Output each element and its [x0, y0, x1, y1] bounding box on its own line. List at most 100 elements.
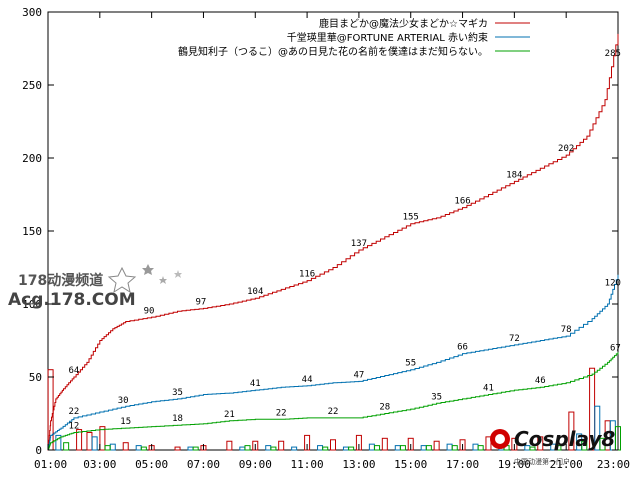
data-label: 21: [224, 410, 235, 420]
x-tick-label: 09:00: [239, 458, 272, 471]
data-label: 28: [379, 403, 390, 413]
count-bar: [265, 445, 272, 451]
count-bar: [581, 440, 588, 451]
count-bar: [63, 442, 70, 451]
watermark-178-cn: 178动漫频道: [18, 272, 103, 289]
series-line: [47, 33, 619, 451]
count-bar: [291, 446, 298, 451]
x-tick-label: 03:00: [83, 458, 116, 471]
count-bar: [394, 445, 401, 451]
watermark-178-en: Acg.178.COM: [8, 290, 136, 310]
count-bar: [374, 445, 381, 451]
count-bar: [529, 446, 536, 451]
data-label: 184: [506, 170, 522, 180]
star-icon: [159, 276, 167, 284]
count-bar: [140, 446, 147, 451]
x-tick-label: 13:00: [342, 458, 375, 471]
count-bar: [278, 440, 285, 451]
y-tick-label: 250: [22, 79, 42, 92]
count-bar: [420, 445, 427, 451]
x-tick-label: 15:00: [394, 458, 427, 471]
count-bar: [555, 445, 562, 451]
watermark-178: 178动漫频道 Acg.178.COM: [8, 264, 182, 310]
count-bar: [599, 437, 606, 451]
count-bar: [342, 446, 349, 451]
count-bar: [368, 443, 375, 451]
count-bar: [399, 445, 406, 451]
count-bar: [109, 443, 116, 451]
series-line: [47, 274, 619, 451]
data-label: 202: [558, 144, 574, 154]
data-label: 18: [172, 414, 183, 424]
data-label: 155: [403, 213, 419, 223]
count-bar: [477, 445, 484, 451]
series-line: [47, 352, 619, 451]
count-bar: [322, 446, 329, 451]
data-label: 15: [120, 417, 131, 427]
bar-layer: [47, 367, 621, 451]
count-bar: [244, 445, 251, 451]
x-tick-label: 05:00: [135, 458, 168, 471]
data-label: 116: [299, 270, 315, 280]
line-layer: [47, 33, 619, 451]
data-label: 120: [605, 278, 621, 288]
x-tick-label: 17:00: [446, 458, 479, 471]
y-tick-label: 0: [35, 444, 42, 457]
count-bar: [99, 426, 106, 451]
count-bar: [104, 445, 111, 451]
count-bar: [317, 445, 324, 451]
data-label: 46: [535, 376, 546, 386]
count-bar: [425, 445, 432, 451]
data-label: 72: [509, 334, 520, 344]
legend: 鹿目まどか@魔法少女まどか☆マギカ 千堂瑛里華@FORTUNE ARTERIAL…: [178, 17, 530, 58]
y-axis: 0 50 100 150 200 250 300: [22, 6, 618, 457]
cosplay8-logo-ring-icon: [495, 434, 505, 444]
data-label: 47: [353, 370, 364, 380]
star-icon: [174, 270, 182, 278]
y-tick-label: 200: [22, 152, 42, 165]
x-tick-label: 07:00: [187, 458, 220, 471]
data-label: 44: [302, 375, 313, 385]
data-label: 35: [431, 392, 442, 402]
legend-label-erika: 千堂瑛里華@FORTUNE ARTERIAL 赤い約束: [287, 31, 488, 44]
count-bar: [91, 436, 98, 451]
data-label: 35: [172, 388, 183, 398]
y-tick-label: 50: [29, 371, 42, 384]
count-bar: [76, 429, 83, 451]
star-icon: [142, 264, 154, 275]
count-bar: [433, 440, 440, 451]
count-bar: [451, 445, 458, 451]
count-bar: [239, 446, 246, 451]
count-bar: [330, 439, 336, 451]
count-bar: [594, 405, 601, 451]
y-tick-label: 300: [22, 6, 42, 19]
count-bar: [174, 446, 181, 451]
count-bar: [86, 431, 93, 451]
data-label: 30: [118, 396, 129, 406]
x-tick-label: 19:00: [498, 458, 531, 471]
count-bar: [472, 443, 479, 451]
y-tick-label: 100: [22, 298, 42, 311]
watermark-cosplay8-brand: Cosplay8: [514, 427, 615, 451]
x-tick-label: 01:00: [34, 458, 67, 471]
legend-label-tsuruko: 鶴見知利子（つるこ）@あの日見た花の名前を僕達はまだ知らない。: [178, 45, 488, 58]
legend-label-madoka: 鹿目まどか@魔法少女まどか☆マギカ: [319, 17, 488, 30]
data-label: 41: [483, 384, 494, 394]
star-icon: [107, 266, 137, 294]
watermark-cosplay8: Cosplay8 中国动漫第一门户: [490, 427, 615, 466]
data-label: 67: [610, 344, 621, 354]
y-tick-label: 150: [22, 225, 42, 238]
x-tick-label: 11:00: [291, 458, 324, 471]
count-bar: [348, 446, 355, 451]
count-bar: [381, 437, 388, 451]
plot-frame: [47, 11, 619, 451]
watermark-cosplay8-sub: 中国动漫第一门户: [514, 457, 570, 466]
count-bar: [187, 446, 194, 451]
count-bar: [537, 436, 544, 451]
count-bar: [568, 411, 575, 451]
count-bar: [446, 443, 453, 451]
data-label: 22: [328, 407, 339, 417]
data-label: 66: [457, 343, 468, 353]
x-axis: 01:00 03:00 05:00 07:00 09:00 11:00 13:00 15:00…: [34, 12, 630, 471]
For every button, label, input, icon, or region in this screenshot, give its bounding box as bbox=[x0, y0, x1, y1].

=-=-=

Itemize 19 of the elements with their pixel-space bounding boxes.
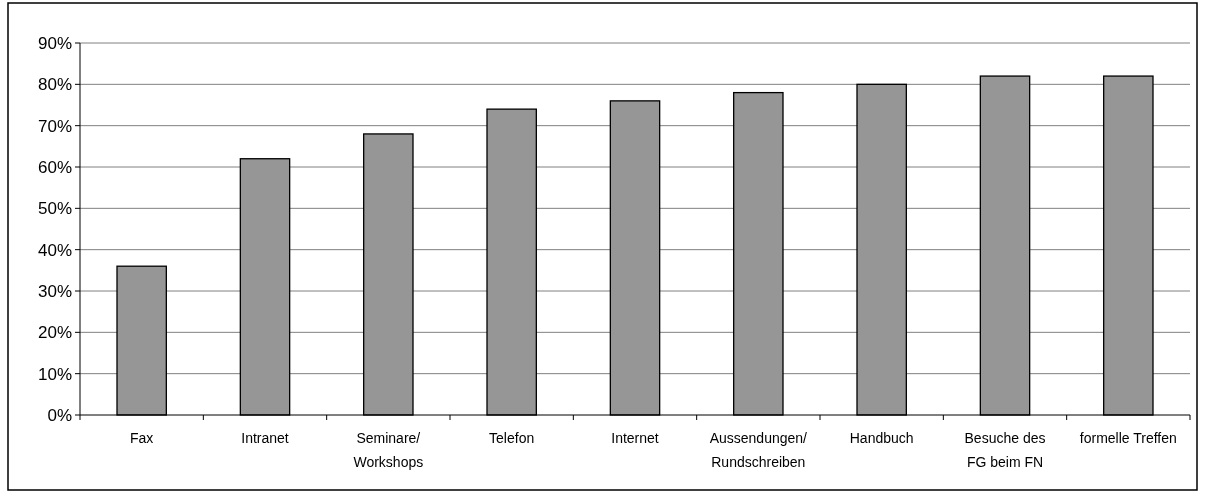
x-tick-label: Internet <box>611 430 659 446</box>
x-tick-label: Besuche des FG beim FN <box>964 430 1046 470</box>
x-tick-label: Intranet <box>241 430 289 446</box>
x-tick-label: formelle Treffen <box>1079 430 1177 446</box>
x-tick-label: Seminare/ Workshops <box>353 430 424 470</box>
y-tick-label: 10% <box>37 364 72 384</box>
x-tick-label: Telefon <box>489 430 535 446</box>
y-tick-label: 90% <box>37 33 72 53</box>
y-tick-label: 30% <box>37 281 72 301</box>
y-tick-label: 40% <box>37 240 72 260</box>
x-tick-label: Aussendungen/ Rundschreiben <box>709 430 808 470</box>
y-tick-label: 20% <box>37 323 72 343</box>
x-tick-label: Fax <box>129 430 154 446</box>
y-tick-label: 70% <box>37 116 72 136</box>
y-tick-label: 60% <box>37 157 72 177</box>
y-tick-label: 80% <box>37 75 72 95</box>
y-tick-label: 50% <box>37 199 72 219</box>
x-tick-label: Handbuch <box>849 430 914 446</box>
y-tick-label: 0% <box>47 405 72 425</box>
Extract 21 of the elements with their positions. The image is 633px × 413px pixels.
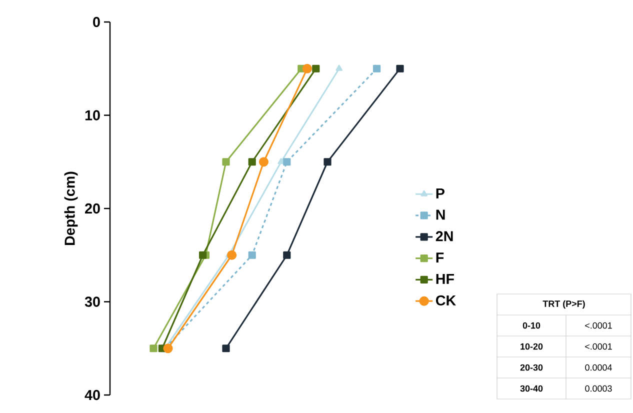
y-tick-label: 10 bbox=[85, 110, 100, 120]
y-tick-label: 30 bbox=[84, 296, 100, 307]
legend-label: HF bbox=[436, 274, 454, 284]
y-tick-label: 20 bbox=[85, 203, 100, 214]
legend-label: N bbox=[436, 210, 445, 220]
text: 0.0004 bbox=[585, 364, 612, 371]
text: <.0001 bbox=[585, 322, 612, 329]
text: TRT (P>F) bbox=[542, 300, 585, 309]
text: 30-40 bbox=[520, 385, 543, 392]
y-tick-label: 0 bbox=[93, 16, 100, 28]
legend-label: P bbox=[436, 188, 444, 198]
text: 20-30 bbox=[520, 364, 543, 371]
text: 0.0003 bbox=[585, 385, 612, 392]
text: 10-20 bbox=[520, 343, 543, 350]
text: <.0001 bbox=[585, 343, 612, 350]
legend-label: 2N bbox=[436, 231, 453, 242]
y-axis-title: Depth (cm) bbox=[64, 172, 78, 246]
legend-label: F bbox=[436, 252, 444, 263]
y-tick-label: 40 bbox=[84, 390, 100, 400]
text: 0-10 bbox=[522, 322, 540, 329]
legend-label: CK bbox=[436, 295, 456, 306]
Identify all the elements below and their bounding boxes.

=-=-=

#### Work instructions:
Put the lines between the one containing "y-tick-label: 10 bbox=[85, 110, 100, 120]" and the one containing "legend-label: F bbox=[436, 252, 444, 263]", inclusive, into a JSON list of strings, one string for each line, leaving out any blank lines.

#### The response:
[
  "y-tick-label: 10 bbox=[85, 110, 100, 120]",
  "y-tick-label: 30 bbox=[84, 296, 100, 307]",
  "legend-label: HF bbox=[436, 274, 454, 284]",
  "y-tick-label: 20 bbox=[85, 203, 100, 214]",
  "legend-label: N bbox=[436, 210, 445, 220]",
  "text: 0.0004 bbox=[585, 364, 612, 371]",
  "text: <.0001 bbox=[585, 322, 612, 329]",
  "text: TRT (P>F) bbox=[542, 300, 585, 309]",
  "text: 30-40 bbox=[520, 385, 543, 392]",
  "y-tick-label: 0 bbox=[93, 16, 100, 28]",
  "legend-label: P bbox=[436, 188, 444, 198]",
  "text: 20-30 bbox=[520, 364, 543, 371]",
  "text: 0.0003 bbox=[585, 385, 612, 392]",
  "text: 10-20 bbox=[520, 343, 543, 350]",
  "text: <.0001 bbox=[585, 343, 612, 350]",
  "legend-label: 2N bbox=[436, 231, 453, 242]",
  "y-axis-title: Depth (cm) bbox=[64, 172, 78, 246]",
  "legend-label: F bbox=[436, 252, 444, 263]"
]